◆ **WHAT THE TASK ASKS**:
Exactly repeat all the records below, omitting the images they hold.

(Entries with figure data)
[start]

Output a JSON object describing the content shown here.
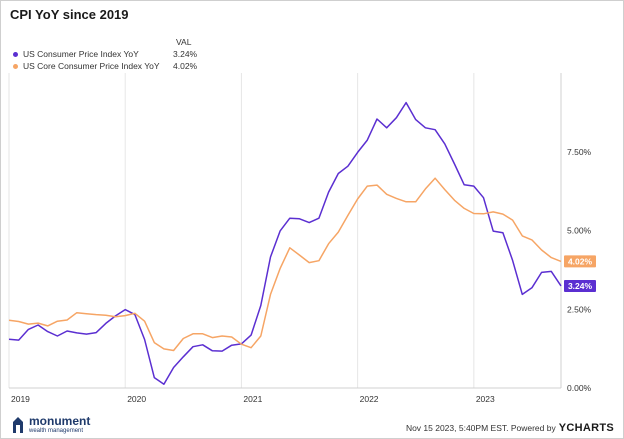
{
  "header": {
    "title": "CPI YoY since 2019"
  },
  "legend": {
    "value_header": "VAL",
    "entries": [
      {
        "name": "US Consumer Price Index YoY",
        "value": "3.24%",
        "color": "#5b2fd1"
      },
      {
        "name": "US Core Consumer Price Index YoY",
        "value": "4.02%",
        "color": "#f6a565"
      }
    ]
  },
  "chart_data": {
    "type": "line",
    "title": "CPI YoY since 2019",
    "ylim": [
      0,
      10
    ],
    "y_ticks": [
      0,
      2.5,
      5,
      7.5
    ],
    "y_tick_labels": [
      "0.00%",
      "2.50%",
      "5.00%",
      "7.50%"
    ],
    "x_range": [
      "2019-01",
      "2023-10"
    ],
    "x_tick_labels": [
      "2019",
      "2020",
      "2021",
      "2022",
      "2023"
    ],
    "grid": "vertical",
    "legend_placement": "top-left",
    "series": [
      {
        "name": "US Consumer Price Index YoY",
        "color": "#5b2fd1",
        "end_label": "3.24%",
        "x": [
          "2019-01",
          "2019-02",
          "2019-03",
          "2019-04",
          "2019-05",
          "2019-06",
          "2019-07",
          "2019-08",
          "2019-09",
          "2019-10",
          "2019-11",
          "2019-12",
          "2020-01",
          "2020-02",
          "2020-03",
          "2020-04",
          "2020-05",
          "2020-06",
          "2020-07",
          "2020-08",
          "2020-09",
          "2020-10",
          "2020-11",
          "2020-12",
          "2021-01",
          "2021-02",
          "2021-03",
          "2021-04",
          "2021-05",
          "2021-06",
          "2021-07",
          "2021-08",
          "2021-09",
          "2021-10",
          "2021-11",
          "2021-12",
          "2022-01",
          "2022-02",
          "2022-03",
          "2022-04",
          "2022-05",
          "2022-06",
          "2022-07",
          "2022-08",
          "2022-09",
          "2022-10",
          "2022-11",
          "2022-12",
          "2023-01",
          "2023-02",
          "2023-03",
          "2023-04",
          "2023-05",
          "2023-06",
          "2023-07",
          "2023-08",
          "2023-09",
          "2023-10"
        ],
        "values": [
          1.55,
          1.52,
          1.86,
          2.0,
          1.79,
          1.65,
          1.81,
          1.75,
          1.71,
          1.76,
          2.05,
          2.29,
          2.49,
          2.33,
          1.54,
          0.33,
          0.12,
          0.65,
          0.99,
          1.31,
          1.37,
          1.18,
          1.17,
          1.36,
          1.4,
          1.68,
          2.62,
          4.16,
          4.99,
          5.39,
          5.37,
          5.25,
          5.39,
          6.22,
          6.81,
          7.04,
          7.48,
          7.87,
          8.54,
          8.26,
          8.58,
          9.06,
          8.52,
          8.26,
          8.2,
          7.75,
          7.11,
          6.45,
          6.41,
          6.04,
          4.98,
          4.93,
          4.05,
          2.97,
          3.18,
          3.67,
          3.7,
          3.24
        ]
      },
      {
        "name": "US Core Consumer Price Index YoY",
        "color": "#f6a565",
        "end_label": "4.02%",
        "x": [
          "2019-01",
          "2019-02",
          "2019-03",
          "2019-04",
          "2019-05",
          "2019-06",
          "2019-07",
          "2019-08",
          "2019-09",
          "2019-10",
          "2019-11",
          "2019-12",
          "2020-01",
          "2020-02",
          "2020-03",
          "2020-04",
          "2020-05",
          "2020-06",
          "2020-07",
          "2020-08",
          "2020-09",
          "2020-10",
          "2020-11",
          "2020-12",
          "2021-01",
          "2021-02",
          "2021-03",
          "2021-04",
          "2021-05",
          "2021-06",
          "2021-07",
          "2021-08",
          "2021-09",
          "2021-10",
          "2021-11",
          "2021-12",
          "2022-01",
          "2022-02",
          "2022-03",
          "2022-04",
          "2022-05",
          "2022-06",
          "2022-07",
          "2022-08",
          "2022-09",
          "2022-10",
          "2022-11",
          "2022-12",
          "2023-01",
          "2023-02",
          "2023-03",
          "2023-04",
          "2023-05",
          "2023-06",
          "2023-07",
          "2023-08",
          "2023-09",
          "2023-10"
        ],
        "values": [
          2.15,
          2.11,
          2.03,
          2.06,
          1.97,
          2.12,
          2.16,
          2.39,
          2.36,
          2.33,
          2.31,
          2.26,
          2.3,
          2.37,
          2.12,
          1.44,
          1.24,
          1.19,
          1.57,
          1.72,
          1.72,
          1.6,
          1.65,
          1.62,
          1.39,
          1.28,
          1.65,
          2.97,
          3.8,
          4.45,
          4.22,
          3.98,
          4.04,
          4.58,
          4.95,
          5.48,
          6.0,
          6.41,
          6.44,
          6.15,
          6.02,
          5.91,
          5.91,
          6.32,
          6.66,
          6.3,
          5.96,
          5.7,
          5.54,
          5.53,
          5.59,
          5.52,
          5.33,
          4.83,
          4.7,
          4.38,
          4.14,
          4.02
        ]
      }
    ]
  },
  "footer": {
    "brand_name": "monument",
    "brand_sub": "wealth management",
    "timestamp_text": "Nov 15 2023, 5:40PM EST. Powered by",
    "powered_brand": "YCHARTS"
  }
}
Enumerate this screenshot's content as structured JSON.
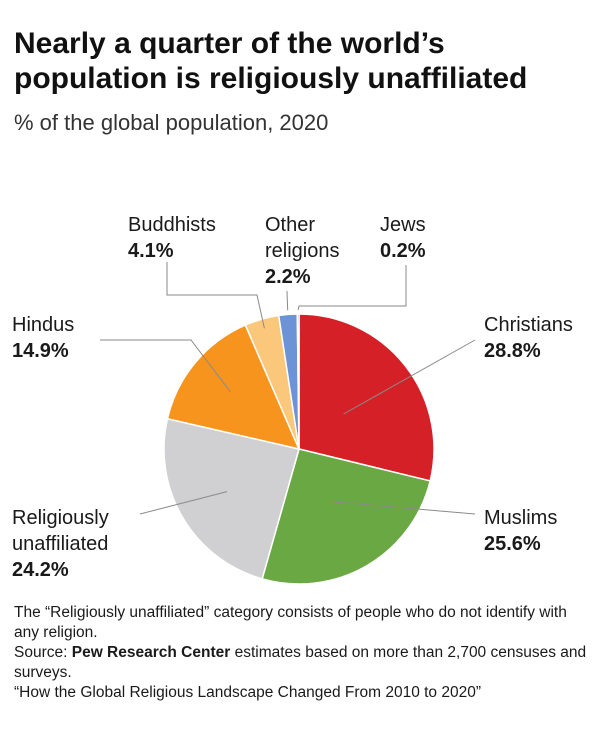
{
  "title": "Nearly a quarter of the world’s population is religiously unaffiliated",
  "subtitle": "% of the global population, 2020",
  "chart_data": {
    "type": "pie",
    "start_angle_deg": 0,
    "direction": "clockwise",
    "slices": [
      {
        "label": "Christians",
        "value": 28.8,
        "color": "#d62027",
        "value_label": "28.8%"
      },
      {
        "label": "Muslims",
        "value": 25.6,
        "color": "#6aa843",
        "value_label": "25.6%"
      },
      {
        "label": "Religiously unaffiliated",
        "value": 24.2,
        "color": "#d0d0d2",
        "value_label": "24.2%"
      },
      {
        "label": "Hindus",
        "value": 14.9,
        "color": "#f7941d",
        "value_label": "14.9%"
      },
      {
        "label": "Buddhists",
        "value": 4.1,
        "color": "#fbc77b",
        "value_label": "4.1%"
      },
      {
        "label": "Other religions",
        "value": 2.2,
        "color": "#6b93d6",
        "value_label": "2.2%"
      },
      {
        "label": "Jews",
        "value": 0.2,
        "color": "#2b4a7a",
        "value_label": "0.2%"
      }
    ]
  },
  "notes": {
    "note": "The “Religiously unaffiliated” category consists of people who do not identify with any religion.",
    "source_prefix": "Source:",
    "source_name": "Pew Research Center",
    "source_rest": "estimates based on more than 2,700 censuses and surveys.",
    "report": "“How the Global Religious Landscape Changed From 2010 to 2020”"
  }
}
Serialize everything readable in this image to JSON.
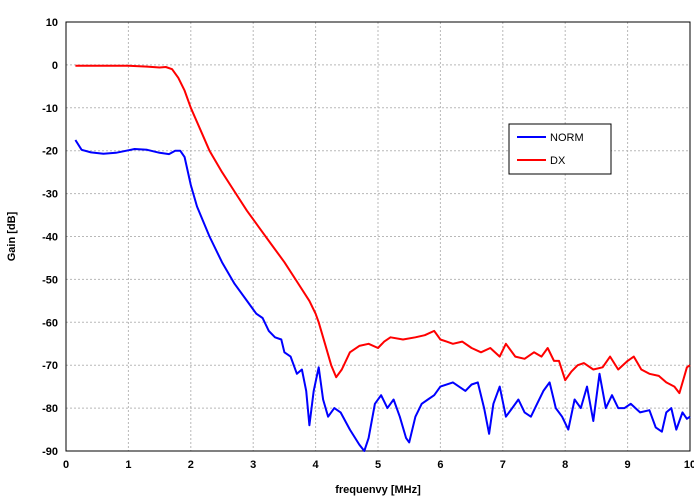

[end]

◆ **EXERCISE ANSWER**:
Output a JSON object describing the content shown here.
{
  "header": {
    "title": "CPI YoY since 2019"
  },
  "legend": {
    "value_header": "VAL",
    "entries": [
      {
        "name": "US Consumer Price Index YoY",
        "value": "3.24%",
        "color": "#5b2fd1"
      },
      {
        "name": "US Core Consumer Price Index YoY",
        "value": "4.02%",
        "color": "#f6a565"
      }
    ]
  },
  "chart_data": {
    "type": "line",
    "title": "CPI YoY since 2019",
    "ylim": [
      0,
      10
    ],
    "y_ticks": [
      0,
      2.5,
      5,
      7.5
    ],
    "y_tick_labels": [
      "0.00%",
      "2.50%",
      "5.00%",
      "7.50%"
    ],
    "x_range": [
      "2019-01",
      "2023-10"
    ],
    "x_tick_labels": [
      "2019",
      "2020",
      "2021",
      "2022",
      "2023"
    ],
    "grid": "vertical",
    "legend_placement": "top-left",
    "series": [
      {
        "name": "US Consumer Price Index YoY",
        "color": "#5b2fd1",
        "end_label": "3.24%",
        "x": [
          "2019-01",
          "2019-02",
          "2019-03",
          "2019-04",
          "2019-05",
          "2019-06",
          "2019-07",
          "2019-08",
          "2019-09",
          "2019-10",
          "2019-11",
          "2019-12",
          "2020-01",
          "2020-02",
          "2020-03",
          "2020-04",
          "2020-05",
          "2020-06",
          "2020-07",
          "2020-08",
          "2020-09",
          "2020-10",
          "2020-11",
          "2020-12",
          "2021-01",
          "2021-02",
          "2021-03",
          "2021-04",
          "2021-05",
          "2021-06",
          "2021-07",
          "2021-08",
          "2021-09",
          "2021-10",
          "2021-11",
          "2021-12",
          "2022-01",
          "2022-02",
          "2022-03",
          "2022-04",
          "2022-05",
          "2022-06",
          "2022-07",
          "2022-08",
          "2022-09",
          "2022-10",
          "2022-11",
          "2022-12",
          "2023-01",
          "2023-02",
          "2023-03",
          "2023-04",
          "2023-05",
          "2023-06",
          "2023-07",
          "2023-08",
          "2023-09",
          "2023-10"
        ],
        "values": [
          1.55,
          1.52,
          1.86,
          2.0,
          1.79,
          1.65,
          1.81,
          1.75,
          1.71,
          1.76,
          2.05,
          2.29,
          2.49,
          2.33,
          1.54,
          0.33,
          0.12,
          0.65,
          0.99,
          1.31,
          1.37,
          1.18,
          1.17,
          1.36,
          1.4,
          1.68,
          2.62,
          4.16,
          4.99,
          5.39,
          5.37,
          5.25,
          5.39,
          6.22,
          6.81,
          7.04,
          7.48,
          7.87,
          8.54,
          8.26,
          8.58,
          9.06,
          8.52,
          8.26,
          8.2,
          7.75,
          7.11,
          6.45,
          6.41,
          6.04,
          4.98,
          4.93,
          4.05,
          2.97,
          3.18,
          3.67,
          3.7,
          3.24
        ]
      },
      {
        "name": "US Core Consumer Price Index YoY",
        "color": "#f6a565",
        "end_label": "4.02%",
        "x": [
          "2019-01",
          "2019-02",
          "2019-03",
          "2019-04",
          "2019-05",
          "2019-06",
          "2019-07",
          "2019-08",
          "2019-09",
          "2019-10",
          "2019-11",
          "2019-12",
          "2020-01",
          "2020-02",
          "2020-03",
          "2020-04",
          "2020-05",
          "2020-06",
          "2020-07",
          "2020-08",
          "2020-09",
          "2020-10",
          "2020-11",
          "2020-12",
          "2021-01",
          "2021-02",
          "2021-03",
          "2021-04",
          "2021-05",
          "2021-06",
          "2021-07",
          "2021-08",
          "2021-09",
          "2021-10",
          "2021-11",
          "2021-12",
          "2022-01",
          "2022-02",
          "2022-03",
          "2022-04",
          "2022-05",
          "2022-06",
          "2022-07",
          "2022-08",
          "2022-09",
          "2022-10",
          "2022-11",
          "2022-12",
          "2023-01",
          "2023-02",
          "2023-03",
          "2023-04",
          "2023-05",
          "2023-06",
          "2023-07",
          "2023-08",
          "2023-09",
          "2023-10"
        ],
        "values": [
          2.15,
          2.11,
          2.03,
          2.06,
          1.97,
          2.12,
          2.16,
          2.39,
          2.36,
          2.33,
          2.31,
          2.26,
          2.3,
          2.37,
          2.12,
          1.44,
          1.24,
          1.19,
          1.57,
          1.72,
          1.72,
          1.6,
          1.65,
          1.62,
          1.39,
          1.28,
          1.65,
          2.97,
          3.8,
          4.45,
          4.22,
          3.98,
          4.04,
          4.58,
          4.95,
          5.48,
          6.0,
          6.41,
          6.44,
          6.15,
          6.02,
          5.91,
          5.91,
          6.32,
          6.66,
          6.3,
          5.96,
          5.7,
          5.54,
          5.53,
          5.59,
          5.52,
          5.33,
          4.83,
          4.7,
          4.38,
          4.14,
          4.02
        ]
      }
    ]
  },
  "footer": {
    "brand_name": "monument",
    "brand_sub": "wealth management",
    "timestamp_text": "Nov 15 2023, 5:40PM EST. Powered by",
    "powered_brand": "YCHARTS"
  }
}
Enumerate this screenshot's content as structured JSON.
{
  "title": "Nearly a quarter of the world’s population is religiously unaffiliated",
  "subtitle": "% of the global population, 2020",
  "chart_data": {
    "type": "pie",
    "start_angle_deg": 0,
    "direction": "clockwise",
    "slices": [
      {
        "label": "Christians",
        "value": 28.8,
        "color": "#d62027",
        "value_label": "28.8%"
      },
      {
        "label": "Muslims",
        "value": 25.6,
        "color": "#6aa843",
        "value_label": "25.6%"
      },
      {
        "label": "Religiously unaffiliated",
        "value": 24.2,
        "color": "#d0d0d2",
        "value_label": "24.2%"
      },
      {
        "label": "Hindus",
        "value": 14.9,
        "color": "#f7941d",
        "value_label": "14.9%"
      },
      {
        "label": "Buddhists",
        "value": 4.1,
        "color": "#fbc77b",
        "value_label": "4.1%"
      },
      {
        "label": "Other religions",
        "value": 2.2,
        "color": "#6b93d6",
        "value_label": "2.2%"
      },
      {
        "label": "Jews",
        "value": 0.2,
        "color": "#2b4a7a",
        "value_label": "0.2%"
      }
    ]
  },
  "notes": {
    "note": "The “Religiously unaffiliated” category consists of people who do not identify with any religion.",
    "source_prefix": "Source:",
    "source_name": "Pew Research Center",
    "source_rest": "estimates based on more than 2,700 censuses and surveys.",
    "report": "“How the Global Religious Landscape Changed From 2010 to 2020”"
  }
}
Serialize everything readable in this image to JSON.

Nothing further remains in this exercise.